▸ YOUR TASK:
Report how many lines contain "Compute"; state the number and nothing else.

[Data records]

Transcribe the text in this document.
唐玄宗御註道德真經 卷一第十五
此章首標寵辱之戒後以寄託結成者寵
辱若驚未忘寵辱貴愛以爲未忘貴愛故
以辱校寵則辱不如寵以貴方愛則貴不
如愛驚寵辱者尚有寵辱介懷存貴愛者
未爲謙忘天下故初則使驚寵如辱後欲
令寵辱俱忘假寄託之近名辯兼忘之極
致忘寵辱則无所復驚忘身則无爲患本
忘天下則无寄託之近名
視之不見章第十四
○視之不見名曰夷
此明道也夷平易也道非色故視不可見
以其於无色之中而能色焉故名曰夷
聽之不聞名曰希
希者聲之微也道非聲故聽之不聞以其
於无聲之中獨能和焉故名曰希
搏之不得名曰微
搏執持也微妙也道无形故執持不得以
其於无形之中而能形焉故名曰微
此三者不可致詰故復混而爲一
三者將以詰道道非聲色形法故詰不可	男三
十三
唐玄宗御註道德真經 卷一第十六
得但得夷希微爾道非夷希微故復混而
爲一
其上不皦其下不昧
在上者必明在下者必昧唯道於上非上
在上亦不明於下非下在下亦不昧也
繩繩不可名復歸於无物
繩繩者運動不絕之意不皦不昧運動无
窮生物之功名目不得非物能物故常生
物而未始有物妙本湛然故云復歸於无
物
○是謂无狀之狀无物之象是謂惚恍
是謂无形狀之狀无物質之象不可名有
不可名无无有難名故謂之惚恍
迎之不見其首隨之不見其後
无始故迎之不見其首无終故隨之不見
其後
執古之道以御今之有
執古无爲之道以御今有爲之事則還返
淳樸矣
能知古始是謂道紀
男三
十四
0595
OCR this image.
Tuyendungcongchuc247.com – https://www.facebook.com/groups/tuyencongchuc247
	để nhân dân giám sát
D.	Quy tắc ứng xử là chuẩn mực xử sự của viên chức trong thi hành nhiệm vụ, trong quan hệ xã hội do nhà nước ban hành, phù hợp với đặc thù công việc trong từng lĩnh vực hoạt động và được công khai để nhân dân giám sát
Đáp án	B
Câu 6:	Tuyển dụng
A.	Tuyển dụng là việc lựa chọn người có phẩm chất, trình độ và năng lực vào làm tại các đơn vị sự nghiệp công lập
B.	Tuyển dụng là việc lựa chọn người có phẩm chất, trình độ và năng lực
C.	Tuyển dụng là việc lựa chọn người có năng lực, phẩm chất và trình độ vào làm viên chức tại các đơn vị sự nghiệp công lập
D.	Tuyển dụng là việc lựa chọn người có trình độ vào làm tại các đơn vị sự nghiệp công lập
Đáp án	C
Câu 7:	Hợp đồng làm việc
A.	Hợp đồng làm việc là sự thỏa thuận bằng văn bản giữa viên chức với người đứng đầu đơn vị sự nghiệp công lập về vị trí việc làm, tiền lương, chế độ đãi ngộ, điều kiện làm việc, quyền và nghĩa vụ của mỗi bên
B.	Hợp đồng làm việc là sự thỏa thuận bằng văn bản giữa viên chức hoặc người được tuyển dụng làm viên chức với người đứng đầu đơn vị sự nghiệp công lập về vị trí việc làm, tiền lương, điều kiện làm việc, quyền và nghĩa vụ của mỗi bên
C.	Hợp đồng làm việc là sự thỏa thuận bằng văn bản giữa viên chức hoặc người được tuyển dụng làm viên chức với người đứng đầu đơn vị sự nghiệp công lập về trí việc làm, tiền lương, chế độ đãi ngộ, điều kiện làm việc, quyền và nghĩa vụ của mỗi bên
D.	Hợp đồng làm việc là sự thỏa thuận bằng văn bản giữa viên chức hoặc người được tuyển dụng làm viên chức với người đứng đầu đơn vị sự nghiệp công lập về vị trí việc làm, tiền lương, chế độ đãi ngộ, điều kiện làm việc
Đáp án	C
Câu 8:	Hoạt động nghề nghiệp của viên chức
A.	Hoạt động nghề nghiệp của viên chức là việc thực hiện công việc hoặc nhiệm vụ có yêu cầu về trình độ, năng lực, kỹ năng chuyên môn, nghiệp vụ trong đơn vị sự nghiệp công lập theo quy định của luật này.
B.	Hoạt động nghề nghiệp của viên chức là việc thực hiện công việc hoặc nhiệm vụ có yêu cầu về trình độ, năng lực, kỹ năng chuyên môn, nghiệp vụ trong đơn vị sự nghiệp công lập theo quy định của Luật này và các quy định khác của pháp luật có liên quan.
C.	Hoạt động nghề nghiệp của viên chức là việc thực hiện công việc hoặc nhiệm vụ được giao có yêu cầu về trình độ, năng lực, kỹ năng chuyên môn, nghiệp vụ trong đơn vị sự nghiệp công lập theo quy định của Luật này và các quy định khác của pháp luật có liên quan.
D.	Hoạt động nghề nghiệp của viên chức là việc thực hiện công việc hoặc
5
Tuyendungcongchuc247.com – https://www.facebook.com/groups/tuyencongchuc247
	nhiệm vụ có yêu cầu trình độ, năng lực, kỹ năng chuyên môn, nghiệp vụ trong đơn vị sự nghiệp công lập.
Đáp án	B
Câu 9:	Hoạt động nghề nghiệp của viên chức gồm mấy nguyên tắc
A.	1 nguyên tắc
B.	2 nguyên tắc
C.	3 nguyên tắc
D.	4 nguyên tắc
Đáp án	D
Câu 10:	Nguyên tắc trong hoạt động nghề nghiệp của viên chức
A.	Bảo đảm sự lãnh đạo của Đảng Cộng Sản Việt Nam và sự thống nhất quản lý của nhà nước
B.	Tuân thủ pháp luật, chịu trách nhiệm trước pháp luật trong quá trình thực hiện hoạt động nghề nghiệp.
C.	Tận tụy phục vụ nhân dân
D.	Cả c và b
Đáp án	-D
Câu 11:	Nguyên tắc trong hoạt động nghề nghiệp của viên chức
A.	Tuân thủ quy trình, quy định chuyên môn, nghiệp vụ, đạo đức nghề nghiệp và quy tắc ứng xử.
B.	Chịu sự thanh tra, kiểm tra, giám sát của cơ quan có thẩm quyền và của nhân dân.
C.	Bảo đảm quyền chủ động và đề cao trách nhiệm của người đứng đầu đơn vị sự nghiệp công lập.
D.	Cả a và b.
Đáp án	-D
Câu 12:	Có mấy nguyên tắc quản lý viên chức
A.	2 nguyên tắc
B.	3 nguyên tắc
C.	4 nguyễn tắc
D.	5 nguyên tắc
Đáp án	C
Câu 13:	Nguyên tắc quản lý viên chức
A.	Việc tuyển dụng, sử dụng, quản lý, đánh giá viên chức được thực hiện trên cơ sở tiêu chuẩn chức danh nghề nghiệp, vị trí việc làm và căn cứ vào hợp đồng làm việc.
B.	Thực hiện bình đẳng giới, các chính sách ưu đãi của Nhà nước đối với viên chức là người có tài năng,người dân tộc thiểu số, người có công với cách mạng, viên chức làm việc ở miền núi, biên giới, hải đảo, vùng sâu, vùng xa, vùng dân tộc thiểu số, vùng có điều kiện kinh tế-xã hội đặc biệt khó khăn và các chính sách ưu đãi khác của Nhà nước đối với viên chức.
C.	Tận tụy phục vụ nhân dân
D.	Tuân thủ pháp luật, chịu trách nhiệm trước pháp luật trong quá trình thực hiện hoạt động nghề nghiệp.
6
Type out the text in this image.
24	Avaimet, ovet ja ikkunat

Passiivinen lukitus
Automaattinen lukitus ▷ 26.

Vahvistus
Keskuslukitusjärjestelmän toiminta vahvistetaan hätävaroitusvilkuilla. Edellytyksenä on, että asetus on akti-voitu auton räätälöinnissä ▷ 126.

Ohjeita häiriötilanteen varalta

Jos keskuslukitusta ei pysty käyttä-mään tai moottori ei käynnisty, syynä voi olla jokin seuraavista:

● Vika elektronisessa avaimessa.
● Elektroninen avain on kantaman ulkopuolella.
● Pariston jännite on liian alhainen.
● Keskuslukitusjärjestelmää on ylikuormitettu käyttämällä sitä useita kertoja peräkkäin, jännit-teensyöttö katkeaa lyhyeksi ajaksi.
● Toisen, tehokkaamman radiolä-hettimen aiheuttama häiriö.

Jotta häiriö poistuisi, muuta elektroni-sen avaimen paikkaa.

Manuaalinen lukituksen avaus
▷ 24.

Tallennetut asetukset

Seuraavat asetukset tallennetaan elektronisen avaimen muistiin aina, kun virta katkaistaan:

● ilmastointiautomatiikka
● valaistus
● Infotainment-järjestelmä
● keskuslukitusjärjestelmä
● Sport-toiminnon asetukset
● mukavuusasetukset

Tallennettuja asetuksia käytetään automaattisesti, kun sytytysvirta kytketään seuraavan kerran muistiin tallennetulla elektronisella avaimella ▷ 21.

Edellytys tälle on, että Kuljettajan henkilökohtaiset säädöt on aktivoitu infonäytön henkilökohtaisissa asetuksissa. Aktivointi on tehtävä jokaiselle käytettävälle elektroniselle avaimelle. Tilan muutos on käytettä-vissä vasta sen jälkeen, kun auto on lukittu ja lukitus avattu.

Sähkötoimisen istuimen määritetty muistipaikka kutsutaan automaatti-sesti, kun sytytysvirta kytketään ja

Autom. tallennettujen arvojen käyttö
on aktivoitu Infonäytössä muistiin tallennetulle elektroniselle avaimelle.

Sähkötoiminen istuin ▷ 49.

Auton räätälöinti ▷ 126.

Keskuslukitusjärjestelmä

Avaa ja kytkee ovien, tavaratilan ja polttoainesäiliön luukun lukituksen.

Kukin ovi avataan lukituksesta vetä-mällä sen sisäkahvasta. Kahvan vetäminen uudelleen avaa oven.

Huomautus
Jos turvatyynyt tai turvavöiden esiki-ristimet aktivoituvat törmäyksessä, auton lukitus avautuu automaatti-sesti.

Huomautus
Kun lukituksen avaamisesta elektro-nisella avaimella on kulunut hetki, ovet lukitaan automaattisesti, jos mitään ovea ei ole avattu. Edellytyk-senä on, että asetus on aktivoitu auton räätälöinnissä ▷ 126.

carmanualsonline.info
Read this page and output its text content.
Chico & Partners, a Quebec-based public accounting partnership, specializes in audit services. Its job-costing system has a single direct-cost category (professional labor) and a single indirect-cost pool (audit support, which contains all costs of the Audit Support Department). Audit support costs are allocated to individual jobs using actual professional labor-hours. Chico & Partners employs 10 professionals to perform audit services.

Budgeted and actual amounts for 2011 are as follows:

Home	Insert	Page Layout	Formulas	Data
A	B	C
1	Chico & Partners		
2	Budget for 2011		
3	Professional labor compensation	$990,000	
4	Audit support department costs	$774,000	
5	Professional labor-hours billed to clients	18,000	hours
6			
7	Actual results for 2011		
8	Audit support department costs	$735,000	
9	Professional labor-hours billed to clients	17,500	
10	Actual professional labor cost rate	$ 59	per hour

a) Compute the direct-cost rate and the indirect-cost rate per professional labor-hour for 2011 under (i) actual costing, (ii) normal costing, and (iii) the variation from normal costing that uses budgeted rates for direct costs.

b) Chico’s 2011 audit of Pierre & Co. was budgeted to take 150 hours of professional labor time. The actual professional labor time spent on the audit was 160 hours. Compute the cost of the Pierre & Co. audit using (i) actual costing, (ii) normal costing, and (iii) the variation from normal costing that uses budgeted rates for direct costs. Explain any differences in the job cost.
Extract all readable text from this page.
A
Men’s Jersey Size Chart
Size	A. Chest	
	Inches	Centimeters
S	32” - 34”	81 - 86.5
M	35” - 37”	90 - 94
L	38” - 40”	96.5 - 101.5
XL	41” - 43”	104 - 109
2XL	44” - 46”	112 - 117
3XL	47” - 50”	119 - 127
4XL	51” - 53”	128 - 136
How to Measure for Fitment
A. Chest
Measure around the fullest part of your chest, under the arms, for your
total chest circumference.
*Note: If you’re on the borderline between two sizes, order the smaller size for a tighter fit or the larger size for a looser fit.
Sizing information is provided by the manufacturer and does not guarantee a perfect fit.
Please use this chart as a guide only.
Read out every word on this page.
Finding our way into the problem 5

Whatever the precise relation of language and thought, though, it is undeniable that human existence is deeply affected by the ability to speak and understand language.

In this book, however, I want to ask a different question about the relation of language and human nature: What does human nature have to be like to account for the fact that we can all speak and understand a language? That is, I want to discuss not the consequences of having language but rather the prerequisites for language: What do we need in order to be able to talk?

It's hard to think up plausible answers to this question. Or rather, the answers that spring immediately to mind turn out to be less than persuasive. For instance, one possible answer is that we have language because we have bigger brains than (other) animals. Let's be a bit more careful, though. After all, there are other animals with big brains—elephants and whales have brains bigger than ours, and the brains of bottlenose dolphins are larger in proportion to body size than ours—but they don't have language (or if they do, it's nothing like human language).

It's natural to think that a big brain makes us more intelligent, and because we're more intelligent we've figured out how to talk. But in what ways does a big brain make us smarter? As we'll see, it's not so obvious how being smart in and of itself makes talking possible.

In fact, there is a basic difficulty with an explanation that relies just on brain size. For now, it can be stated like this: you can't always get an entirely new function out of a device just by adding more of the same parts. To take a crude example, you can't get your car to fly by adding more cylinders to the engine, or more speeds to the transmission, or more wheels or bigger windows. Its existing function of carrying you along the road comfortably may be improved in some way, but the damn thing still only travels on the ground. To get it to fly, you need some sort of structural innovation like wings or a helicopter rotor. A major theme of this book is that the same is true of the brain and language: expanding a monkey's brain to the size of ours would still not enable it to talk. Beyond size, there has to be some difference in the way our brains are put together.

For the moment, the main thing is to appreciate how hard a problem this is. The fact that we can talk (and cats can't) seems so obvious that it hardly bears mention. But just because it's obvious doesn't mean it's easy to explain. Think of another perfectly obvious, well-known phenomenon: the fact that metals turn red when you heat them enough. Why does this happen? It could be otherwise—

▸ TASK RESPONSE:
2